Which leads us to the Lamb who stands in the midst of the throne.

 The Lamb who stands in the midst of the throne

Revelation chapter five begins with John’s sight of a scroll in the right hand of him who is seated on the throne (Rev 5:1). This scroll, which is “written within and on the back” and “sealed with seven seals,” in all likelihood represents God’s hidden purpose for the world that he has made and that he providentially governs.[19] John then hears “a mighty angel” who asks “with a loud voice” the question, “Who is worthy to open the scroll and break its seals?” (Rev 5:2). Who is able to understand God’s sovereign purpose for creation? Who is able to bring God’s sovereign purpose into effect?[20] The response causes John to “weep loudly” (Rev 5:4). “No one in heaven or on earth or under the earth was able to open the scroll or to look into it” (Rev 5:3).

We should not pass too quickly by this response. Though we as readers know that the Lion and the Lamb will soon be identified as the one who is worthy to understand and effect God’s sovereign purpose for creation, it is worth noting how he is identified even before he appears center stage in John’s vision. He is not one of the things “in heaven or on earth or under the earth.” In other words, whoever it is who will be found worthy to open the scroll in God’s right hand, he is not a creature. Before he is identified by his messianic names and titles, before majestic acts of deliverance are predicated of him, before he is acclaimed as worthy by all creatures in heaven and earth, he is distinguished from all creatures in heaven and earth. This one is not a member of that category. He too is identified by means of his transcendent oneness.

John then hears one of the twenty-four elders proclaim the good news: “Weep no more; behold, the Lion of the tribe of Judah, the Root of David, has conquered, so that he can open the scroll and its seven seals” (Rev 5:5). After hearing these glad tidings, John then sees “in the midst of the throne . . . a Lamb standing, as though it had been slain, having seven horns and seven eyes, which are the seven Spirits of God sent out into all the earth” (Rev 5:6). In light of the previous determination in verse 5, this is quite an identification. The one who is not among the creatures that may be found in heaven, on earth, or under the earth is nevertheless identified by the most creaturely of creaturely descriptions, by a biographical description that is bracketed by “womb and tomb.”[21] He is the Lion, born of the tribe of Judah. He is the Lamb who was slain.

◆ Input records

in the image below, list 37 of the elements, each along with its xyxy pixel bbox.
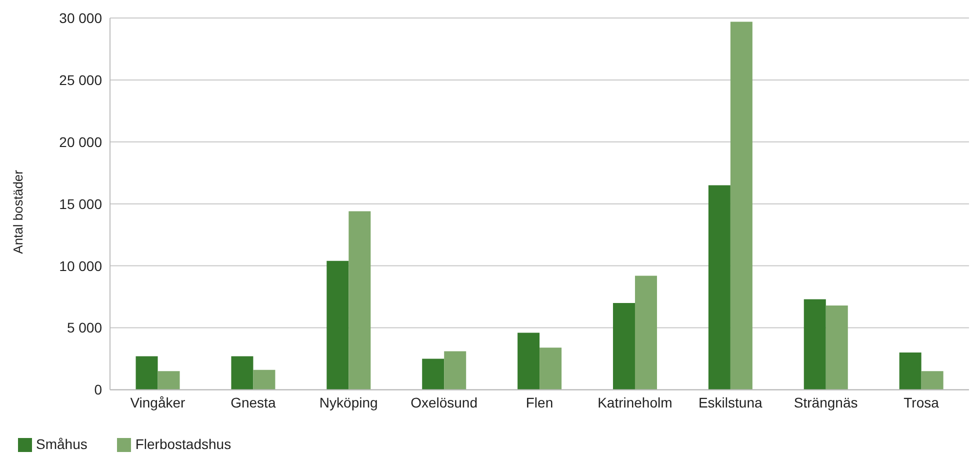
legend-label: Flerbostadshus [135,436,232,452]
y-axis-title: Antal bostäder [10,169,26,254]
bar [708,185,730,390]
bar [158,371,180,390]
y-tick-label: 0 [94,382,102,398]
x-tick-label: Flen [526,394,554,411]
bar [826,305,848,390]
bar [518,332,540,390]
bar [804,299,826,390]
x-tick-label: Oxelösund [410,394,478,411]
bar [540,348,562,390]
x-tick-label: Eskilstuna [698,394,763,411]
x-tick-label: Trosa [904,394,940,411]
x-tick-label: Gnesta [230,394,276,411]
y-tick-label: 30 000 [59,10,102,26]
x-tick-label: Katrineholm [598,394,672,411]
bar [253,370,276,390]
bar [136,356,158,390]
legend-label: Småhus [36,436,88,452]
y-tick-label: 20 000 [59,134,102,150]
bar [231,356,254,390]
x-tick-label: Vingåker [130,394,186,411]
bar [612,302,635,390]
bar [444,351,466,390]
bar [348,211,371,390]
y-tick-label: 25 000 [59,72,102,88]
y-tick-label: 5 000 [66,320,102,336]
bar [899,352,922,390]
x-tick-label: Strängnäs [794,394,858,411]
bar [921,371,944,390]
bar [730,22,752,390]
bar [326,260,349,390]
bar [634,276,657,390]
y-tick-label: 15 000 [59,196,102,212]
y-tick-label: 10 000 [59,258,102,274]
x-tick-label: Nyköping [319,394,378,411]
bar [422,358,444,390]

◆ Given exercise 1
Convert the lines in the records into a Markdown table with the columns Row and Line, starting with the line containing "legend-label: Flerbostadshus [135,436,232,452]" and going on through the line containing "bar [634,276,657,390]". Leave out blank lines.
◆ Given exercise 2
Carry on the passage about the Lamb standing in the midst of the throne, picking up after its last sentence.

◆ Final result 1
| Row | Line |
|---|---|
| 1 | legend-label: Flerbostadshus [135,436,232,452] |
| 2 | y-axis-title: Antal bostäder [10,169,26,254] |
| 3 | bar [708,185,730,390] |
| 4 | bar [158,371,180,390] |
| 5 | y-tick-label: 0 [94,382,102,398] |
| 6 | x-tick-label: Flen [526,394,554,411] |
| 7 | bar [826,305,848,390] |
| 8 | bar [518,332,540,390] |
| 9 | bar [804,299,826,390] |
| 10 | x-tick-label: Oxelösund [410,394,478,411] |
| 11 | bar [540,348,562,390] |
| 12 | x-tick-label: Eskilstuna [698,394,763,411] |
| 13 | x-tick-label: Trosa [904,394,940,411] |
| 14 | x-tick-label: Gnesta [230,394,276,411] |
| 15 | y-tick-label: 30 000 [59,10,102,26] |
| 16 | x-tick-label: Katrineholm [598,394,672,411] |
| 17 | bar [253,370,276,390] |
| 18 | bar [136,356,158,390] |
| 19 | legend-label: Småhus [36,436,88,452] |
| 20 | y-tick-label: 20 000 [59,134,102,150] |
| 21 | bar [231,356,254,390] |
| 22 | x-tick-label: Vingåker [130,394,186,411] |
| 23 | bar [612,302,635,390] |
| 24 | bar [444,351,466,390] |
| 25 | bar [348,211,371,390] |
| 26 | y-tick-label: 25 000 [59,72,102,88] |
| 27 | y-tick-label: 5 000 [66,320,102,336] |
| 28 | bar [899,352,922,390] |
| 29 | x-tick-label: Strängnäs [794,394,858,411] |
| 30 | bar [921,371,944,390] |
| 31 | bar [730,22,752,390] |
| 32 | bar [326,260,349,390] |
| 33 | bar [634,276,657,390] |

◆ Final result 2
Though space forbids exploring this theme at length, it is precisely this pattern of Christological naming that eventually led to the orthodox Christological confessions of Nicaea and beyond. The one who is worthy to open the scroll and to effect God’s purpose for creation is on the divine side of the Creator-creature distinction. And yet this same one has the biography of a particular creature as well. Who can this be? How can this be? As Rowan Williams has recently argued, the church soon realized that both Judaism, with its array of heavenly angelic emissaries, and Greco-Roman culture, with its array of divinized human kings, lacked categories to account for the being and activity of the one identified in scriptural texts like Revelation 4-5. Attending to Scripture’s unique patterns of Christological naming eventually led the church to confess that this one is not a heavenly angelic emissary or a divinized human king but “one of the Trinity” who, for us and our salvation, came down from heaven, was born of the Virgin Mary, suffered under Pontius Pilate, was crucified, died, and was buried, Jesus Christ our Lord.[22]

After the Lamb had taken the scroll from God’s right hand, the four living creatures and the twenty-four elders again fall down in worship, this time “before the Lamb” (Rev 5:8). In offering their worship, they hold not only harps but also “golden bowls of incense, which are the prayers of the saints” (Rev 5:8). The Lamb who has the seven horns, signifying divine power, and the seven eyes, signifying divine knowledge (Rev 5:6),[23] stands ready and able to receive the prayers of his suffering people, ready and able to respond to their pleas for deliverance.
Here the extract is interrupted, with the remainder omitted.